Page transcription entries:
========

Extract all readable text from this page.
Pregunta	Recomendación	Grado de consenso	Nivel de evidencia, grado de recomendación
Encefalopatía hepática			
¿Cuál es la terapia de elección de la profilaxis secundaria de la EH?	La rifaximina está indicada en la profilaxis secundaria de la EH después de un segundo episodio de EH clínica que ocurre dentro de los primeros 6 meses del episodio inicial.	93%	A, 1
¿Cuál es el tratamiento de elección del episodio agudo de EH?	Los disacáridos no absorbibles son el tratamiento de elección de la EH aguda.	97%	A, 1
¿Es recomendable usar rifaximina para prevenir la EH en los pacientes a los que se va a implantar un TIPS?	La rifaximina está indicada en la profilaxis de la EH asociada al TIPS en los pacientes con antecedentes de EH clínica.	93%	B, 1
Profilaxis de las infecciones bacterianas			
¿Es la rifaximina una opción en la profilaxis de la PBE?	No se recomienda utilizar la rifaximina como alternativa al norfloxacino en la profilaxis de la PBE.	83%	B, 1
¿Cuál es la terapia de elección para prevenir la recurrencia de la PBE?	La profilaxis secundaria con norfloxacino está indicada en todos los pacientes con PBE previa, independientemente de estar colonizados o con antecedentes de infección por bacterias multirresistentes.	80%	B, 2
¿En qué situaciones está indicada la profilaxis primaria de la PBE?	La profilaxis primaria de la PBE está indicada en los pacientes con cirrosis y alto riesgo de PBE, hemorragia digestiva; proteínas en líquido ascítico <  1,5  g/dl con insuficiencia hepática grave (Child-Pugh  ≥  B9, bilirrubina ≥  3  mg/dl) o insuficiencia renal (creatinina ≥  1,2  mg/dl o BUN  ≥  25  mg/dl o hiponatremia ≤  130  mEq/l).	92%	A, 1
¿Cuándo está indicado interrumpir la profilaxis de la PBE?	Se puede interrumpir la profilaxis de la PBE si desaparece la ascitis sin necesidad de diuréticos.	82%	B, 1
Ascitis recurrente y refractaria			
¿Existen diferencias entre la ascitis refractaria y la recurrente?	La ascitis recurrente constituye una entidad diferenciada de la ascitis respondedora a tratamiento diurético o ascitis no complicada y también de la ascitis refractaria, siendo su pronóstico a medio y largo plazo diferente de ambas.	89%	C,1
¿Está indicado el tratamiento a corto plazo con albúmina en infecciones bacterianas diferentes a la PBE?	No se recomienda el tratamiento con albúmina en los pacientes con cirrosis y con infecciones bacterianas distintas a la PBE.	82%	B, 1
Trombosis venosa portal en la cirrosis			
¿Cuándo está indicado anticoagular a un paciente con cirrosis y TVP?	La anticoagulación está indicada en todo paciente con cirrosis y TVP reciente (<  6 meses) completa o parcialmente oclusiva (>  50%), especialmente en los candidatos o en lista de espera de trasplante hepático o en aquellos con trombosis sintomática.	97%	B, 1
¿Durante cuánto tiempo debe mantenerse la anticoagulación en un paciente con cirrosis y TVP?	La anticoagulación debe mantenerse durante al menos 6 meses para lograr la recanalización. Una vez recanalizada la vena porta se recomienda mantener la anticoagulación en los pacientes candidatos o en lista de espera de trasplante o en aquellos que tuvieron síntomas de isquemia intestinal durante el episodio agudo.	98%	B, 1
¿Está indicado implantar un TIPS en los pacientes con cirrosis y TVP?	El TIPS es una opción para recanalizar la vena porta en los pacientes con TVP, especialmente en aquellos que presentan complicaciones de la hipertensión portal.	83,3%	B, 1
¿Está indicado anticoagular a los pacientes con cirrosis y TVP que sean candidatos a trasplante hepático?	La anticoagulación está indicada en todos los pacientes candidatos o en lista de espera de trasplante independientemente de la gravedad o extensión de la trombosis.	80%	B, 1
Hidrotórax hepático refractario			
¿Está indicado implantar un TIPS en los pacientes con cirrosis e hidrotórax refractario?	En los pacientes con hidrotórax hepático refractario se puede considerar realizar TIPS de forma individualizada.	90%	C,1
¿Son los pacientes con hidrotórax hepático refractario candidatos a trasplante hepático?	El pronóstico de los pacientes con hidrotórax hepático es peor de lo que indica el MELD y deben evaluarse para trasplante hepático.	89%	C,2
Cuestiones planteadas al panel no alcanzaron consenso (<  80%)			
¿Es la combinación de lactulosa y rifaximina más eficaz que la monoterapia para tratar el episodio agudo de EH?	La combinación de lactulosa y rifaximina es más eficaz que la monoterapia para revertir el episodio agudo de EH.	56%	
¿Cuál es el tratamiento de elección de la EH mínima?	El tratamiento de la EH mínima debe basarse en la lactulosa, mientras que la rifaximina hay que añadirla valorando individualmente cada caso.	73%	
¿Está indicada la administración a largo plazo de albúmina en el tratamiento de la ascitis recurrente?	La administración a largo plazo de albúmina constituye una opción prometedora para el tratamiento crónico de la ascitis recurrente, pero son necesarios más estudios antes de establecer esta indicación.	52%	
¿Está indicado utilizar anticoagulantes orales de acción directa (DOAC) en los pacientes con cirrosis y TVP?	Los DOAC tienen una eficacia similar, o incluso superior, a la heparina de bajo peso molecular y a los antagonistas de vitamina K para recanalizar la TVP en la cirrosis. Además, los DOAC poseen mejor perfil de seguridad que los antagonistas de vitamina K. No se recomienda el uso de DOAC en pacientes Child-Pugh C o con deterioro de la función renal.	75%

========

[EXERCISE INSTRUCTIONS] The response must consist of all the data, reproduced without alteration.

[REPLY]
Extract all readable text from this page.
Pregunta	Recomendación	Grado de consenso	Nivel de evidencia, grado de recomendación
Encefalopatía hepática			
¿Cuál es la terapia de elección de la profilaxis secundaria de la EH?	La rifaximina está indicada en la profilaxis secundaria de la EH después de un segundo episodio de EH clínica que ocurre dentro de los primeros 6 meses del episodio inicial.	93%	A, 1
¿Cuál es el tratamiento de elección del episodio agudo de EH?	Los disacáridos no absorbibles son el tratamiento de elección de la EH aguda.	97%	A, 1
¿Es recomendable usar rifaximina para prevenir la EH en los pacientes a los que se va a implantar un TIPS?	La rifaximina está indicada en la profilaxis de la EH asociada al TIPS en los pacientes con antecedentes de EH clínica.	93%	B, 1
Profilaxis de las infecciones bacterianas			
¿Es la rifaximina una opción en la profilaxis de la PBE?	No se recomienda utilizar la rifaximina como alternativa al norfloxacino en la profilaxis de la PBE.	83%	B, 1
¿Cuál es la terapia de elección para prevenir la recurrencia de la PBE?	La profilaxis secundaria con norfloxacino está indicada en todos los pacientes con PBE previa, independientemente de estar colonizados o con antecedentes de infección por bacterias multirresistentes.	80%	B, 2
¿En qué situaciones está indicada la profilaxis primaria de la PBE?	La profilaxis primaria de la PBE está indicada en los pacientes con cirrosis y alto riesgo de PBE, hemorragia digestiva; proteínas en líquido ascítico <  1,5  g/dl con insuficiencia hepática grave (Child-Pugh  ≥  B9, bilirrubina ≥  3  mg/dl) o insuficiencia renal (creatinina ≥  1,2  mg/dl o BUN  ≥  25  mg/dl o hiponatremia ≤  130  mEq/l).	92%	A, 1
¿Cuándo está indicado interrumpir la profilaxis de la PBE?	Se puede interrumpir la profilaxis de la PBE si desaparece la ascitis sin necesidad de diuréticos.	82%	B, 1
Ascitis recurrente y refractaria			
¿Existen diferencias entre la ascitis refractaria y la recurrente?	La ascitis recurrente constituye una entidad diferenciada de la ascitis respondedora a tratamiento diurético o ascitis no complicada y también de la ascitis refractaria, siendo su pronóstico a medio y largo plazo diferente de ambas.	89%	C,1
¿Está indicado el tratamiento a corto plazo con albúmina en infecciones bacterianas diferentes a la PBE?	No se recomienda el tratamiento con albúmina en los pacientes con cirrosis y con infecciones bacterianas distintas a la PBE.	82%	B, 1
Trombosis venosa portal en la cirrosis			
¿Cuándo está indicado anticoagular a un paciente con cirrosis y TVP?	La anticoagulación está indicada en todo paciente con cirrosis y TVP reciente (<  6 meses) completa o parcialmente oclusiva (>  50%), especialmente en los candidatos o en lista de espera de trasplante hepático o en aquellos con trombosis sintomática.	97%	B, 1
¿Durante cuánto tiempo debe mantenerse la anticoagulación en un paciente con cirrosis y TVP?	La anticoagulación debe mantenerse durante al menos 6 meses para lograr la recanalización. Una vez recanalizada la vena porta se recomienda mantener la anticoagulación en los pacientes candidatos o en lista de espera de trasplante o en aquellos que tuvieron síntomas de isquemia intestinal durante el episodio agudo.	98%	B, 1
¿Está indicado implantar un TIPS en los pacientes con cirrosis y TVP?	El TIPS es una opción para recanalizar la vena porta en los pacientes con TVP, especialmente en aquellos que presentan complicaciones de la hipertensión portal.	83,3%	B, 1
¿Está indicado anticoagular a los pacientes con cirrosis y TVP que sean candidatos a trasplante hepático?	La anticoagulación está indicada en todos los pacientes candidatos o en lista de espera de trasplante independientemente de la gravedad o extensión de la trombosis.	80%	B, 1
Hidrotórax hepático refractario			
¿Está indicado implantar un TIPS en los pacientes con cirrosis e hidrotórax refractario?	En los pacientes con hidrotórax hepático refractario se puede considerar realizar TIPS de forma individualizada.	90%	C,1
¿Son los pacientes con hidrotórax hepático refractario candidatos a trasplante hepático?	El pronóstico de los pacientes con hidrotórax hepático es peor de lo que indica el MELD y deben evaluarse para trasplante hepático.	89%	C,2
Cuestiones planteadas al panel no alcanzaron consenso (<  80%)			
¿Es la combinación de lactulosa y rifaximina más eficaz que la monoterapia para tratar el episodio agudo de EH?	La combinación de lactulosa y rifaximina es más eficaz que la monoterapia para revertir el episodio agudo de EH.	56%	
¿Cuál es el tratamiento de elección de la EH mínima?	El tratamiento de la EH mínima debe basarse en la lactulosa, mientras que la rifaximina hay que añadirla valorando individualmente cada caso.	73%	
¿Está indicada la administración a largo plazo de albúmina en el tratamiento de la ascitis recurrente?	La administración a largo plazo de albúmina constituye una opción prometedora para el tratamiento crónico de la ascitis recurrente, pero son necesarios más estudios antes de establecer esta indicación.	52%	
¿Está indicado utilizar anticoagulantes orales de acción directa (DOAC) en los pacientes con cirrosis y TVP?	Los DOAC tienen una eficacia similar, o incluso superior, a la heparina de bajo peso molecular y a los antagonistas de vitamina K para recanalizar la TVP en la cirrosis. Además, los DOAC poseen mejor perfil de seguridad que los antagonistas de vitamina K. No se recomienda el uso de DOAC en pacientes Child-Pugh C o con deterioro de la función renal.	75%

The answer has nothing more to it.